PROMPT: Restate the full set of records exactly, word for word.

=-=-=

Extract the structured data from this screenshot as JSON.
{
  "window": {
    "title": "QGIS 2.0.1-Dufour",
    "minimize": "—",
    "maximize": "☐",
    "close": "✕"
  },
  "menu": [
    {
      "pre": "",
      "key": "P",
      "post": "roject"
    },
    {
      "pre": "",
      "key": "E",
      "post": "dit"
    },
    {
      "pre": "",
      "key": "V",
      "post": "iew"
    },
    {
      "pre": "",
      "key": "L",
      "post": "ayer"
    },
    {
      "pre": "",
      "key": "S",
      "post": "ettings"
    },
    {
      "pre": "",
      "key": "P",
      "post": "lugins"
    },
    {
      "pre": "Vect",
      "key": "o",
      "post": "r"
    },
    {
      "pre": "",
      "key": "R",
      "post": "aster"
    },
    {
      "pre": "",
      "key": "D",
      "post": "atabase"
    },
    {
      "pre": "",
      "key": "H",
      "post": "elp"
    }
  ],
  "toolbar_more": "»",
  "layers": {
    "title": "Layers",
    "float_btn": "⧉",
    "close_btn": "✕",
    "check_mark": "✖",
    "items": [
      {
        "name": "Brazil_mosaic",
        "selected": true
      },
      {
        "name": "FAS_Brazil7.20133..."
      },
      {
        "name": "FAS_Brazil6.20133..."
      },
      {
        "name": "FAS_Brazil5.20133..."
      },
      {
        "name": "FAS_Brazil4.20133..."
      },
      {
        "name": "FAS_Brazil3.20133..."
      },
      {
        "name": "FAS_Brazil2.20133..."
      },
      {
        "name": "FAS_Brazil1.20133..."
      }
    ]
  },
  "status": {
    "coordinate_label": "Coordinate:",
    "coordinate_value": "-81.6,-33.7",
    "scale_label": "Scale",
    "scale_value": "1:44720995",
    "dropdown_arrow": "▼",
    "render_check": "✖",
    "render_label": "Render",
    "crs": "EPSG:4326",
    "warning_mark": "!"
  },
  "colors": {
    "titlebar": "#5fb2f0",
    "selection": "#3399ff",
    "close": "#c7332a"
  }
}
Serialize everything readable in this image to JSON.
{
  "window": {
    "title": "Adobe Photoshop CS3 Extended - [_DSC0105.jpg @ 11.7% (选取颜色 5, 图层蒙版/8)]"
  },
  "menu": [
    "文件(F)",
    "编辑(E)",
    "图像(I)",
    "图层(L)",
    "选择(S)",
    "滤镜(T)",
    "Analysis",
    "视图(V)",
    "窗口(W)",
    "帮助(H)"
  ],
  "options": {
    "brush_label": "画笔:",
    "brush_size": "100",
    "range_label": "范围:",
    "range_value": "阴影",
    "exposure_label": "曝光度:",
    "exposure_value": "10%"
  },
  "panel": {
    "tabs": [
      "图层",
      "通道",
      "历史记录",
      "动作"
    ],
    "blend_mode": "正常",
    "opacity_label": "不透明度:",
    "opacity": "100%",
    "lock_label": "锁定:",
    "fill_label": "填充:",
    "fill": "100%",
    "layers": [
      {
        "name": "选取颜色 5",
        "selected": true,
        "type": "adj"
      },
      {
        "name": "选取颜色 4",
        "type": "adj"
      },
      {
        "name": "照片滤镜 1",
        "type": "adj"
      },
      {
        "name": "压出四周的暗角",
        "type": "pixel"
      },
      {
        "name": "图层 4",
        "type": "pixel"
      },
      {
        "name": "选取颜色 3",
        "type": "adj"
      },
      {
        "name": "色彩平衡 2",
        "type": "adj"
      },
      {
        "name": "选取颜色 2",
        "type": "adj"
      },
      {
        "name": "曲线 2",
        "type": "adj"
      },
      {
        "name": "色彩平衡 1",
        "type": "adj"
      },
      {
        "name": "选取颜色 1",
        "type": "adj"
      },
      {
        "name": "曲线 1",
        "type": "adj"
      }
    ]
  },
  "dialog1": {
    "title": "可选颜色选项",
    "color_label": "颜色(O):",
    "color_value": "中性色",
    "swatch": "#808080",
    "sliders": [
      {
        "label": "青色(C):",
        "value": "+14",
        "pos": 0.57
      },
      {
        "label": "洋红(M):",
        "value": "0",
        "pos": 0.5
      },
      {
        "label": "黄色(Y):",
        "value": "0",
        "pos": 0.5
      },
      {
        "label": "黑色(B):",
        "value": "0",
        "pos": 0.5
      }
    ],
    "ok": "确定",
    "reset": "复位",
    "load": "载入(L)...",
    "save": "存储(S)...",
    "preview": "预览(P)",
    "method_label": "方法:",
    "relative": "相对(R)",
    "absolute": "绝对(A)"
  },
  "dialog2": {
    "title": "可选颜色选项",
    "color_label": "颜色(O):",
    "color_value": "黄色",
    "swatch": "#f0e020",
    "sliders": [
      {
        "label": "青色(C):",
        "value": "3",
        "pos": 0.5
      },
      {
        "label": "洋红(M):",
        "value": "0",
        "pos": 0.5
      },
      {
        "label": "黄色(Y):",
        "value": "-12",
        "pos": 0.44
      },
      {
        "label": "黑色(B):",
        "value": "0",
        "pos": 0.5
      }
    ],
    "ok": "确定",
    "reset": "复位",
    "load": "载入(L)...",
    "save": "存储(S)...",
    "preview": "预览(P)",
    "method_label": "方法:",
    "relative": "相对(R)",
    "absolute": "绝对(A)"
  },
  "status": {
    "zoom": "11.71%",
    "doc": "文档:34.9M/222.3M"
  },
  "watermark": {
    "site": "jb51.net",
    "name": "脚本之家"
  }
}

=-=-=

TASK SOLUTION:
Extract the structured data from this screenshot as JSON.
{
  "window": {
    "title": "QGIS 2.0.1-Dufour",
    "minimize": "—",
    "maximize": "☐",
    "close": "✕"
  },
  "menu": [
    {
      "pre": "",
      "key": "P",
      "post": "roject"
    },
    {
      "pre": "",
      "key": "E",
      "post": "dit"
    },
    {
      "pre": "",
      "key": "V",
      "post": "iew"
    },
    {
      "pre": "",
      "key": "L",
      "post": "ayer"
    },
    {
      "pre": "",
      "key": "S",
      "post": "ettings"
    },
    {
      "pre": "",
      "key": "P",
      "post": "lugins"
    },
    {
      "pre": "Vect",
      "key": "o",
      "post": "r"
    },
    {
      "pre": "",
      "key": "R",
      "post": "aster"
    },
    {
      "pre": "",
      "key": "D",
      "post": "atabase"
    },
    {
      "pre": "",
      "key": "H",
      "post": "elp"
    }
  ],
  "toolbar_more": "»",
  "layers": {
    "title": "Layers",
    "float_btn": "⧉",
    "close_btn": "✕",
    "check_mark": "✖",
    "items": [
      {
        "name": "Brazil_mosaic",
        "selected": true
      },
      {
        "name": "FAS_Brazil7.20133..."
      },
      {
        "name": "FAS_Brazil6.20133..."
      },
      {
        "name": "FAS_Brazil5.20133..."
      },
      {
        "name": "FAS_Brazil4.20133..."
      },
      {
        "name": "FAS_Brazil3.20133..."
      },
      {
        "name": "FAS_Brazil2.20133..."
      },
      {
        "name": "FAS_Brazil1.20133..."
      }
    ]
  },
  "status": {
    "coordinate_label": "Coordinate:",
    "coordinate_value": "-81.6,-33.7",
    "scale_label": "Scale",
    "scale_value": "1:44720995",
    "dropdown_arrow": "▼",
    "render_check": "✖",
    "render_label": "Render",
    "crs": "EPSG:4326",
    "warning_mark": "!"
  },
  "colors": {
    "titlebar": "#5fb2f0",
    "selection": "#3399ff",
    "close": "#c7332a"
  }
}
Serialize everything readable in this image to JSON.
{
  "window": {
    "title": "Adobe Photoshop CS3 Extended - [_DSC0105.jpg @ 11.7% (选取颜色 5, 图层蒙版/8)]"
  },
  "menu": [
    "文件(F)",
    "编辑(E)",
    "图像(I)",
    "图层(L)",
    "选择(S)",
    "滤镜(T)",
    "Analysis",
    "视图(V)",
    "窗口(W)",
    "帮助(H)"
  ],
  "options": {
    "brush_label": "画笔:",
    "brush_size": "100",
    "range_label": "范围:",
    "range_value": "阴影",
    "exposure_label": "曝光度:",
    "exposure_value": "10%"
  },
  "panel": {
    "tabs": [
      "图层",
      "通道",
      "历史记录",
      "动作"
    ],
    "blend_mode": "正常",
    "opacity_label": "不透明度:",
    "opacity": "100%",
    "lock_label": "锁定:",
    "fill_label": "填充:",
    "fill": "100%",
    "layers": [
      {
        "name": "选取颜色 5",
        "selected": true,
        "type": "adj"
      },
      {
        "name": "选取颜色 4",
        "type": "adj"
      },
      {
        "name": "照片滤镜 1",
        "type": "adj"
      },
      {
        "name": "压出四周的暗角",
        "type": "pixel"
      },
      {
        "name": "图层 4",
        "type": "pixel"
      },
      {
        "name": "选取颜色 3",
        "type": "adj"
      },
      {
        "name": "色彩平衡 2",
        "type": "adj"
      },
      {
        "name": "选取颜色 2",
        "type": "adj"
      },
      {
        "name": "曲线 2",
        "type": "adj"
      },
      {
        "name": "色彩平衡 1",
        "type": "adj"
      },
      {
        "name": "选取颜色 1",
        "type": "adj"
      },
      {
        "name": "曲线 1",
        "type": "adj"
      }
    ]
  },
  "dialog1": {
    "title": "可选颜色选项",
    "color_label": "颜色(O):",
    "color_value": "中性色",
    "swatch": "#808080",
    "sliders": [
      {
        "label": "青色(C):",
        "value": "+14",
        "pos": 0.57
      },
      {
        "label": "洋红(M):",
        "value": "0",
        "pos": 0.5
      },
      {
        "label": "黄色(Y):",
        "value": "0",
        "pos": 0.5
      },
      {
        "label": "黑色(B):",
        "value": "0",
        "pos": 0.5
      }
    ],
    "ok": "确定",
    "reset": "复位",
    "load": "载入(L)...",
    "save": "存储(S)...",
    "preview": "预览(P)",
    "method_label": "方法:",
    "relative": "相对(R)",
    "absolute": "绝对(A)"
  },
  "dialog2": {
    "title": "可选颜色选项",
    "color_label": "颜色(O):",
    "color_value": "黄色",
    "swatch": "#f0e020",
    "sliders": [
      {
        "label": "青色(C):",
        "value": "3",
        "pos": 0.5
      },
      {
        "label": "洋红(M):",
        "value": "0",
        "pos": 0.5
      },
      {
        "label": "黄色(Y):",
        "value": "-12",
        "pos": 0.44
      },
      {
        "label": "黑色(B):",
        "value": "0",
        "pos": 0.5
      }
    ],
    "ok": "确定",
    "reset": "复位",
    "load": "载入(L)...",
    "save": "存储(S)...",
    "preview": "预览(P)",
    "method_label": "方法:",
    "relative": "相对(R)",
    "absolute": "绝对(A)"
  },
  "status": {
    "zoom": "11.71%",
    "doc": "文档:34.9M/222.3M"
  },
  "watermark": {
    "site": "jb51.net",
    "name": "脚本之家"
  }
}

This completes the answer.